Challenge:
Copy out each line in the material below that has the word "name".

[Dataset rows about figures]
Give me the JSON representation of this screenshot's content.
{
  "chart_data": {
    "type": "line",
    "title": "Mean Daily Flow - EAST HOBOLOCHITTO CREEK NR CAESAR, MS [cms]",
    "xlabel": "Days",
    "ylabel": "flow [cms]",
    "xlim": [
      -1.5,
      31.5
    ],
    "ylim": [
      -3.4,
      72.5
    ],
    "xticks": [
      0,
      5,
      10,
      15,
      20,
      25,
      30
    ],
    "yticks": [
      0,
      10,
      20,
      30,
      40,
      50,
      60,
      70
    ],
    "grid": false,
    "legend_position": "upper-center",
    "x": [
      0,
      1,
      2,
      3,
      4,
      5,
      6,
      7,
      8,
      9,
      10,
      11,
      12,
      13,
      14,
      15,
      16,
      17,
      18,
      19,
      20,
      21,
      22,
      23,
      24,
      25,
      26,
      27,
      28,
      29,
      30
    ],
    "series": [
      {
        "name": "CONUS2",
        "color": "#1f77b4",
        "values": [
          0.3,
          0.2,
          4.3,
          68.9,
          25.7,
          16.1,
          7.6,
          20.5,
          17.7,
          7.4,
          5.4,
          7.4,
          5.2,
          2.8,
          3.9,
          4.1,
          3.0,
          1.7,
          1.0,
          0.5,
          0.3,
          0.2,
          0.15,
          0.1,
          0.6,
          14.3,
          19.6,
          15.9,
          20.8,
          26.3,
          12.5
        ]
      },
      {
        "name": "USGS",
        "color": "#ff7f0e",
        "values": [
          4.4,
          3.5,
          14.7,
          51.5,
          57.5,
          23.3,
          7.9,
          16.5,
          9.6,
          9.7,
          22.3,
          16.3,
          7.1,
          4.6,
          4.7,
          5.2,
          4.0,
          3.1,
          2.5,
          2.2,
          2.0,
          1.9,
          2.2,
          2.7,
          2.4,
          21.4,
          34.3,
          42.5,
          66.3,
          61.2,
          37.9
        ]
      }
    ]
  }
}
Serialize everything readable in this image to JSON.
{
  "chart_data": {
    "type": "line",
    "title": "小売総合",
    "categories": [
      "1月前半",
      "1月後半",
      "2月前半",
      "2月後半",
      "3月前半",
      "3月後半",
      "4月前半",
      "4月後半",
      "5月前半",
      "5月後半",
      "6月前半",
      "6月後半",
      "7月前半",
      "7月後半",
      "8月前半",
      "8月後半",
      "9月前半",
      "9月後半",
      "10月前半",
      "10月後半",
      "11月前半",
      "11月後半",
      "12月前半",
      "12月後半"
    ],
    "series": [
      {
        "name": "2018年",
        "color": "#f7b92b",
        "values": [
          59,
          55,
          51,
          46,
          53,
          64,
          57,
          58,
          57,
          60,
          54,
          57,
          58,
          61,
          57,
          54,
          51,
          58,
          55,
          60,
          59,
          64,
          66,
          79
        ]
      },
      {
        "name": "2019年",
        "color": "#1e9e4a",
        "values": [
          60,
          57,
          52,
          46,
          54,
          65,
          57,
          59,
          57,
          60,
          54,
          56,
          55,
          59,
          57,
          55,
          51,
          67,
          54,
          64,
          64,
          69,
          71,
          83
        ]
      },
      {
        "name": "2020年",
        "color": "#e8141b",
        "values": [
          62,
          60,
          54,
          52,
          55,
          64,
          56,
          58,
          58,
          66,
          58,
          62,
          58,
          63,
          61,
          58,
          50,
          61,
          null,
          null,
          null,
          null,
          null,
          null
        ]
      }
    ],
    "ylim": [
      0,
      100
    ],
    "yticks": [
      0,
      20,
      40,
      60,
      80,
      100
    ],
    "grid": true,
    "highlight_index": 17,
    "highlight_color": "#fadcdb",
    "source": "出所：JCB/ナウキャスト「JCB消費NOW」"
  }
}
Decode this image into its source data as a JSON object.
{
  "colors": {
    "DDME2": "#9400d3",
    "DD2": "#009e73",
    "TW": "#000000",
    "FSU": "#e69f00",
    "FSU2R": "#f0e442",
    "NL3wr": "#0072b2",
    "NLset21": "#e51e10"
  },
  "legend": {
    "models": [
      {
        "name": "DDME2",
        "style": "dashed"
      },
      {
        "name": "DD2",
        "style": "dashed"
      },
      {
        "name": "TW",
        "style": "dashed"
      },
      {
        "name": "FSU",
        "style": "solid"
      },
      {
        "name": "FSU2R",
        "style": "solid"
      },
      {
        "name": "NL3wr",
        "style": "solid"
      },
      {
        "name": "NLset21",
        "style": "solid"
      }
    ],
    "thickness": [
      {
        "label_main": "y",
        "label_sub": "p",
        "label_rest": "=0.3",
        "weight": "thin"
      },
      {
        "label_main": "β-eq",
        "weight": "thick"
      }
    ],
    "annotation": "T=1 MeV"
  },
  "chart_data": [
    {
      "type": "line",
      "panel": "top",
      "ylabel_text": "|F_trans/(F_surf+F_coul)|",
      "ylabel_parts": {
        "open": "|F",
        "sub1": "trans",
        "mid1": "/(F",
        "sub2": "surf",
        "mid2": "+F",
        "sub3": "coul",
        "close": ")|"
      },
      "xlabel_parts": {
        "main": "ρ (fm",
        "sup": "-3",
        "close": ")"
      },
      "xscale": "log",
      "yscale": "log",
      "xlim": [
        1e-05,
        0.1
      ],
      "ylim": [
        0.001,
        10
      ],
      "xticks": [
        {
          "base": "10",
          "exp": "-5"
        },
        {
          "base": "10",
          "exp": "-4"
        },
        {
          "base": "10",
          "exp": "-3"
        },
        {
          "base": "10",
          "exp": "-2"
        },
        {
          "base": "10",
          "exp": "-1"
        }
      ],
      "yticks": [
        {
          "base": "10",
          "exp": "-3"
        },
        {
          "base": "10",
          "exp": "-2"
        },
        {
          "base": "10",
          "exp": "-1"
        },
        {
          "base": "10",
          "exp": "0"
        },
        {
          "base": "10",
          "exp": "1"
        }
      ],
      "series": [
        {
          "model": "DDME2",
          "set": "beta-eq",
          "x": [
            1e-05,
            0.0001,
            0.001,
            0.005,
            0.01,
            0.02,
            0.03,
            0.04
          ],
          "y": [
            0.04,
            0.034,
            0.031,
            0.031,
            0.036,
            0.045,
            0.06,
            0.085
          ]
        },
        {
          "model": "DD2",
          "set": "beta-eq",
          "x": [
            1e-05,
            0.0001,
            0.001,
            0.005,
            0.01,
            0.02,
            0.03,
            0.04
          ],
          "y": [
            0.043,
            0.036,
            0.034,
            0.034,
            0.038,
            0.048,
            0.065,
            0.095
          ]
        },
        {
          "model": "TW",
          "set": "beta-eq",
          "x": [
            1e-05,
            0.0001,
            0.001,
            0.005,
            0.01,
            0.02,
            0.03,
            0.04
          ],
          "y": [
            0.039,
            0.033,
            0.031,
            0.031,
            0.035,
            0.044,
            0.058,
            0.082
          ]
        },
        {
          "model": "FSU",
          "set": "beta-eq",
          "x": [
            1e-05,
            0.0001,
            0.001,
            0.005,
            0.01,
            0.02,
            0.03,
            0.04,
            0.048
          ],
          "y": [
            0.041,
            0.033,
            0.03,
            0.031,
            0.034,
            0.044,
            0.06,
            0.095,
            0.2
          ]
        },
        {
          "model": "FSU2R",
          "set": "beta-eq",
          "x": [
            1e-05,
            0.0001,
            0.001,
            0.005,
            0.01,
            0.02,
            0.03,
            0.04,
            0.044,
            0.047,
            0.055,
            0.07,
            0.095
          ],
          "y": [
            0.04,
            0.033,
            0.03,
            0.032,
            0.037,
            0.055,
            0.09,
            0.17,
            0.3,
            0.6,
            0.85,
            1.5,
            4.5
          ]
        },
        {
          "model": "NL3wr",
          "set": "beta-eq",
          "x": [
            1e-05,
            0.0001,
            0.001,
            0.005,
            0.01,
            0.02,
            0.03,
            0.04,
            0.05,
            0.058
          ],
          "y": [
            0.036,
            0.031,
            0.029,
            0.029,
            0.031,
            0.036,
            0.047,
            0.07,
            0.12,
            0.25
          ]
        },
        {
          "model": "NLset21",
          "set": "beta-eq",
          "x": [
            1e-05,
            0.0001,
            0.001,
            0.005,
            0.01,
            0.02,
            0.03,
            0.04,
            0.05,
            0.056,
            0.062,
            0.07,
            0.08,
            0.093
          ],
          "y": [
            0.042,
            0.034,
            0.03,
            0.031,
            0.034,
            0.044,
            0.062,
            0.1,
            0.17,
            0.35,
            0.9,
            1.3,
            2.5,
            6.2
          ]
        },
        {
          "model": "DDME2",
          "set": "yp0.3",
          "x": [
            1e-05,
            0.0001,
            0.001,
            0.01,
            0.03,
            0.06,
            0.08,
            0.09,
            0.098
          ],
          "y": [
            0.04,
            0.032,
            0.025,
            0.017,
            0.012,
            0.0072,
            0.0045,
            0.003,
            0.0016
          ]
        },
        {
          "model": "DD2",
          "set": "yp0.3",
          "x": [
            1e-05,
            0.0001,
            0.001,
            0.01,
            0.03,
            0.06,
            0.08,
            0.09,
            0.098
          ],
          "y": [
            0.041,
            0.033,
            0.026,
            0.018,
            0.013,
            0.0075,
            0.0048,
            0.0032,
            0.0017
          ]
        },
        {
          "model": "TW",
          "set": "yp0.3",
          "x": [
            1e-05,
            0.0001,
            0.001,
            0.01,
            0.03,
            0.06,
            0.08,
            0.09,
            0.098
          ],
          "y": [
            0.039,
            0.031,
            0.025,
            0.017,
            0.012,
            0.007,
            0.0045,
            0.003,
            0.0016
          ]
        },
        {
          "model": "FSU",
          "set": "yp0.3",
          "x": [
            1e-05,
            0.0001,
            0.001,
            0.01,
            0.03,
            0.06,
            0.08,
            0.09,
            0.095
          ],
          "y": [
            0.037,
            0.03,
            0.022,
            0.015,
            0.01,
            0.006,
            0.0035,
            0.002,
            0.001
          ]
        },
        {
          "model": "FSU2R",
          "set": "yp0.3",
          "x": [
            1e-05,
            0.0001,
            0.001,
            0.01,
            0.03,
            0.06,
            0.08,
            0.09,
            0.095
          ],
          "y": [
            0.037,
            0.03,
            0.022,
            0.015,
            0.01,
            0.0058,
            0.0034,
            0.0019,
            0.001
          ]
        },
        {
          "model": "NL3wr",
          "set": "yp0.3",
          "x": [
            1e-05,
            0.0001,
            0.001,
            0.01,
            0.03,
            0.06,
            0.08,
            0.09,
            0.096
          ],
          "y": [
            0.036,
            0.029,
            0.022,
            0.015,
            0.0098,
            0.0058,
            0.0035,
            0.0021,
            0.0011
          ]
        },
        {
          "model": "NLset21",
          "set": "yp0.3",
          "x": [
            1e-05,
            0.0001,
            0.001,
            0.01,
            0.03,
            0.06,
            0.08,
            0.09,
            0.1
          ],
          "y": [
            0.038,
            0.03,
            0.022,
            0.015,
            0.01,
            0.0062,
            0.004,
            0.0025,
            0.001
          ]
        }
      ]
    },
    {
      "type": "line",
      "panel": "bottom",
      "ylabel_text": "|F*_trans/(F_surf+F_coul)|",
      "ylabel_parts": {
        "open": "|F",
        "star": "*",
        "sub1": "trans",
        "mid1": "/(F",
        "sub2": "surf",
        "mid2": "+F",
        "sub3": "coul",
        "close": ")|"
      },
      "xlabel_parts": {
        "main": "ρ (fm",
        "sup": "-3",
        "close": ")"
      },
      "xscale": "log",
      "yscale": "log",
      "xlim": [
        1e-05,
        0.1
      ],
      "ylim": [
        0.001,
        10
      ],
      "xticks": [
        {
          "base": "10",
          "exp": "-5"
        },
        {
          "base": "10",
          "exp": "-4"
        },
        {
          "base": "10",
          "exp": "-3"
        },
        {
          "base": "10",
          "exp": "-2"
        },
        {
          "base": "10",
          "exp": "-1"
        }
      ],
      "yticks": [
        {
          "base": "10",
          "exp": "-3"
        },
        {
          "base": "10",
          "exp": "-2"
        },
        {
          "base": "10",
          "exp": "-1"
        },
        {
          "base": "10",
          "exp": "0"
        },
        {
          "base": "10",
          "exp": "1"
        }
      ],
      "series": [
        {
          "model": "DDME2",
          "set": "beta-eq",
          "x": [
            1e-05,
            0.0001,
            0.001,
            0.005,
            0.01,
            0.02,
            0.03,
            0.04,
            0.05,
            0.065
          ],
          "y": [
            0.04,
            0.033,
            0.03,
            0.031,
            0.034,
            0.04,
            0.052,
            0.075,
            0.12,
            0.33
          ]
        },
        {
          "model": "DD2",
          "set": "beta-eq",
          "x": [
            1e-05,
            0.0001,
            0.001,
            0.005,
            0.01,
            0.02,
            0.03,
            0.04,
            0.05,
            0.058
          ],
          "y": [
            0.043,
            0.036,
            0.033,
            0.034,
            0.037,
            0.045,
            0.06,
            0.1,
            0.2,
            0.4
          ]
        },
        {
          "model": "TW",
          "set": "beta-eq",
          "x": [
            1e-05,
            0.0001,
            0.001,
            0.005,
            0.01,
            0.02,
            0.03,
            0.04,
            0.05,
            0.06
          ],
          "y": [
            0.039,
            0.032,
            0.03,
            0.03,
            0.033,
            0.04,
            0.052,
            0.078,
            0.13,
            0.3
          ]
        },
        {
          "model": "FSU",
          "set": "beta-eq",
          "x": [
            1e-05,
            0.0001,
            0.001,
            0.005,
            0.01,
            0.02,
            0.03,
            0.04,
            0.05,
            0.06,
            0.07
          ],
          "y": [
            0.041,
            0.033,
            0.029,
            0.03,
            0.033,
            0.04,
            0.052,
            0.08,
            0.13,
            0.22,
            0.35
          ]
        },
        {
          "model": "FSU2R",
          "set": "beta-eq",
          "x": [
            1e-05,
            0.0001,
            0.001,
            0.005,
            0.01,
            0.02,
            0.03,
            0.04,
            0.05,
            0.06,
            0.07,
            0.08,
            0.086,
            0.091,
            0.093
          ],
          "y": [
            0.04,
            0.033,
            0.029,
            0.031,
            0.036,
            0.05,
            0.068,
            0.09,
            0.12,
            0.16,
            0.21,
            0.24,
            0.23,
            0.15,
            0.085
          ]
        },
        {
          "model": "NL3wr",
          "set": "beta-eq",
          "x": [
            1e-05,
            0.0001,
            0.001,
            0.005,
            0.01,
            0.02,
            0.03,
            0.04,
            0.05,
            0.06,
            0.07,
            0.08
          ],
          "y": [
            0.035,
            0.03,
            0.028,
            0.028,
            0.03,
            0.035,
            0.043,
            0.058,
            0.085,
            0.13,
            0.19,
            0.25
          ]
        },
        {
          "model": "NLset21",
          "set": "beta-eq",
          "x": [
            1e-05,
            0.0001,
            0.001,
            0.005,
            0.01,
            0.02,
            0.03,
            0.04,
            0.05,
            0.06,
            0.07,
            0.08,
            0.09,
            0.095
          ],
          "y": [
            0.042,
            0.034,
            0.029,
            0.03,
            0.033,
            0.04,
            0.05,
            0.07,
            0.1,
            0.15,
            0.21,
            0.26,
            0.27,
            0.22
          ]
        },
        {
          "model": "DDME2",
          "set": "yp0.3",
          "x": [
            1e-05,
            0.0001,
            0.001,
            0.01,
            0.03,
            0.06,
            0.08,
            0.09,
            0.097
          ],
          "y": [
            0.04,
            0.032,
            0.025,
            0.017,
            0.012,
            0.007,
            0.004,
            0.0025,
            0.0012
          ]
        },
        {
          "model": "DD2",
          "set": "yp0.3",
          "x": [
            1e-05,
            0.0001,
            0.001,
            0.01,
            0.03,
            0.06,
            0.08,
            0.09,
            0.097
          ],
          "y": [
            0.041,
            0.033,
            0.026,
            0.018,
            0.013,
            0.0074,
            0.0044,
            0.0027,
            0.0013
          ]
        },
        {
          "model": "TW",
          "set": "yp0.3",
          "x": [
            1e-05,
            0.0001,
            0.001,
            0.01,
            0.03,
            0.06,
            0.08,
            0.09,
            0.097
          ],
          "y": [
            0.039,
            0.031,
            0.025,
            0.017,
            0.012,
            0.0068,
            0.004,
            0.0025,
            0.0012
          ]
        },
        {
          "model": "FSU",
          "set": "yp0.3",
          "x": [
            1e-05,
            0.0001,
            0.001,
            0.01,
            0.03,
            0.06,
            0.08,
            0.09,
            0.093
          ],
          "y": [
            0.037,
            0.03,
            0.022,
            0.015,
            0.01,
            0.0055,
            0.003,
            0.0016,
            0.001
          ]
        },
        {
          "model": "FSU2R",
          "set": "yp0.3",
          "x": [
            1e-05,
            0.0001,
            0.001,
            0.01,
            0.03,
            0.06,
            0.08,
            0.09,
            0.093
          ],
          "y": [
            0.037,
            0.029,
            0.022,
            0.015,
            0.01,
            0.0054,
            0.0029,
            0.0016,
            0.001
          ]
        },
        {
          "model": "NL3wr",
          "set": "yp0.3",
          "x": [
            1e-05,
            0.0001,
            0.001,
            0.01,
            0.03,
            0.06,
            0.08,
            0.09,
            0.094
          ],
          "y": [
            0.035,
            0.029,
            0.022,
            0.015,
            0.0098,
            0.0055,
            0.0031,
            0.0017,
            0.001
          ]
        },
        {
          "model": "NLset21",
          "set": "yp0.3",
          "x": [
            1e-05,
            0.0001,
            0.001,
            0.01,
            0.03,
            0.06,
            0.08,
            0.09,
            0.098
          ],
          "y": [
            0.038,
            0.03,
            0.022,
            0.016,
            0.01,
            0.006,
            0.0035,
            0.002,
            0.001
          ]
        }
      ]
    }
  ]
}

Output:
        "name": "CONUS2",
        "name": "USGS",
        "name": "2018年",
        "name": "2019年",
        "name": "2020年",
        "name": "DDME2",
        "name": "DD2",
        "name": "TW",
        "name": "FSU",
        "name": "FSU2R",
        "name": "NL3wr",
        "name": "NLset21",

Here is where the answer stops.